═════ DATA PROVIDED ═════

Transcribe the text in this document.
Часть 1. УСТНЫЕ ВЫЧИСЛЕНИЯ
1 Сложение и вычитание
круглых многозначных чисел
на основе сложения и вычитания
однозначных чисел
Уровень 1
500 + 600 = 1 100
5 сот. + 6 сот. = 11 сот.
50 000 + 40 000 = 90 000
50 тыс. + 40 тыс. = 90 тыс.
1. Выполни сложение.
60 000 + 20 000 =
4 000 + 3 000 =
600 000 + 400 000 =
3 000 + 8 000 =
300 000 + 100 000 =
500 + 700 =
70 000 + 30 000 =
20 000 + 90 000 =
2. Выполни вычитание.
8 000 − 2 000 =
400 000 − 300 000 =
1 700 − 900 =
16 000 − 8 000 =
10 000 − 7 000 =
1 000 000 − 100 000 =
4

═════

_WORK TO BE COMPLETED_. Reproduce the listing above verbatim, from first line to last.

_FULL RESPONSE_.
Transcribe the text in this document.
Часть 1. УСТНЫЕ ВЫЧИСЛЕНИЯ
1 Сложение и вычитание
круглых многозначных чисел
на основе сложения и вычитания
однозначных чисел
Уровень 1
500 + 600 = 1 100
5 сот. + 6 сот. = 11 сот.
50 000 + 40 000 = 90 000
50 тыс. + 40 тыс. = 90 тыс.
1. Выполни сложение.
60 000 + 20 000 =
4 000 + 3 000 =
600 000 + 400 000 =
3 000 + 8 000 =
300 000 + 100 000 =
500 + 700 =
70 000 + 30 000 =
20 000 + 90 000 =
2. Выполни вычитание.
8 000 − 2 000 =
400 000 − 300 000 =
1 700 − 900 =
16 000 − 8 000 =
10 000 − 7 000 =
1 000 000 − 100 000 =
4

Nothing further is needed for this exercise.